## Begin

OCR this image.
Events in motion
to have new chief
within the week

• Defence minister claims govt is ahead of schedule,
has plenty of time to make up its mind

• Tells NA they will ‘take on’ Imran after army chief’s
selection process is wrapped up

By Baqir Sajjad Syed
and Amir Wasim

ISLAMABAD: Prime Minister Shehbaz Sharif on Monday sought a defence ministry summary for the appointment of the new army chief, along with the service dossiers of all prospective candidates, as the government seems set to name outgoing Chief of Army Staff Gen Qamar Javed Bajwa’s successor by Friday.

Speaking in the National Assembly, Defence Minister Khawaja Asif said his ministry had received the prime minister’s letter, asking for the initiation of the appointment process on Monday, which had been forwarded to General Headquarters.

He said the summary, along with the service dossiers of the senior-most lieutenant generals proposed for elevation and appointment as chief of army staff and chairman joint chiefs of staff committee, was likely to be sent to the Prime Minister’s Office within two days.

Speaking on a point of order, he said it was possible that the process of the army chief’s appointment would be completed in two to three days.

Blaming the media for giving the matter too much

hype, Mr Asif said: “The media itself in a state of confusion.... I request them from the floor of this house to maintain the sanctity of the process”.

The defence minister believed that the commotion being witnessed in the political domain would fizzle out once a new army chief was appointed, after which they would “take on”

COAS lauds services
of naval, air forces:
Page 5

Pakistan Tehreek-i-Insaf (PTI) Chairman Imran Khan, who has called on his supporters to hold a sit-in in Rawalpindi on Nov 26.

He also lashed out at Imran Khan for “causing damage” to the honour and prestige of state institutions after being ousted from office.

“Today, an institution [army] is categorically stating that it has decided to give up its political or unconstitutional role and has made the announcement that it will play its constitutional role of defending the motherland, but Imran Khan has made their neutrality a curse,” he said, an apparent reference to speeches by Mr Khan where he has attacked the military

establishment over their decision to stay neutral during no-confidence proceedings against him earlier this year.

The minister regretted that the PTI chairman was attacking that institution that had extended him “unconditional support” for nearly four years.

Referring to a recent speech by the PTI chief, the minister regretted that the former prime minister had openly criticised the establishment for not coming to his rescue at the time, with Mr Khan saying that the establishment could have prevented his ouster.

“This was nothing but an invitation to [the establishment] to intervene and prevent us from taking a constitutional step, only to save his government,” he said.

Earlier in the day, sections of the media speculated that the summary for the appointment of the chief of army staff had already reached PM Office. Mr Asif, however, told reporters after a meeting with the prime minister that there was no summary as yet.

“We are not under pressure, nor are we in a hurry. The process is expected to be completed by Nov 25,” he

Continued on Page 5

## End

→ What you will do
Give the entries once more, exactly as they appear.

→ The result
OCR this image.
Events in motion
to have new chief
within the week

• Defence minister claims govt is ahead of schedule,
has plenty of time to make up its mind

• Tells NA they will ‘take on’ Imran after army chief’s
selection process is wrapped up

By Baqir Sajjad Syed
and Amir Wasim

ISLAMABAD: Prime Minister Shehbaz Sharif on Monday sought a defence ministry summary for the appointment of the new army chief, along with the service dossiers of all prospective candidates, as the government seems set to name outgoing Chief of Army Staff Gen Qamar Javed Bajwa’s successor by Friday.

Speaking in the National Assembly, Defence Minister Khawaja Asif said his ministry had received the prime minister’s letter, asking for the initiation of the appointment process on Monday, which had been forwarded to General Headquarters.

He said the summary, along with the service dossiers of the senior-most lieutenant generals proposed for elevation and appointment as chief of army staff and chairman joint chiefs of staff committee, was likely to be sent to the Prime Minister’s Office within two days.

Speaking on a point of order, he said it was possible that the process of the army chief’s appointment would be completed in two to three days.

Blaming the media for giving the matter too much

hype, Mr Asif said: “The media itself in a state of confusion.... I request them from the floor of this house to maintain the sanctity of the process”.

The defence minister believed that the commotion being witnessed in the political domain would fizzle out once a new army chief was appointed, after which they would “take on”

COAS lauds services
of naval, air forces:
Page 5

Pakistan Tehreek-i-Insaf (PTI) Chairman Imran Khan, who has called on his supporters to hold a sit-in in Rawalpindi on Nov 26.

He also lashed out at Imran Khan for “causing damage” to the honour and prestige of state institutions after being ousted from office.

“Today, an institution [army] is categorically stating that it has decided to give up its political or unconstitutional role and has made the announcement that it will play its constitutional role of defending the motherland, but Imran Khan has made their neutrality a curse,” he said, an apparent reference to speeches by Mr Khan where he has attacked the military

establishment over their decision to stay neutral during no-confidence proceedings against him earlier this year.

The minister regretted that the PTI chairman was attacking that institution that had extended him “unconditional support” for nearly four years.

Referring to a recent speech by the PTI chief, the minister regretted that the former prime minister had openly criticised the establishment for not coming to his rescue at the time, with Mr Khan saying that the establishment could have prevented his ouster.

“This was nothing but an invitation to [the establishment] to intervene and prevent us from taking a constitutional step, only to save his government,” he said.

Earlier in the day, sections of the media speculated that the summary for the appointment of the chief of army staff had already reached PM Office. Mr Asif, however, told reporters after a meeting with the prime minister that there was no summary as yet.

“We are not under pressure, nor are we in a hurry. The process is expected to be completed by Nov 25,” he

Continued on Page 5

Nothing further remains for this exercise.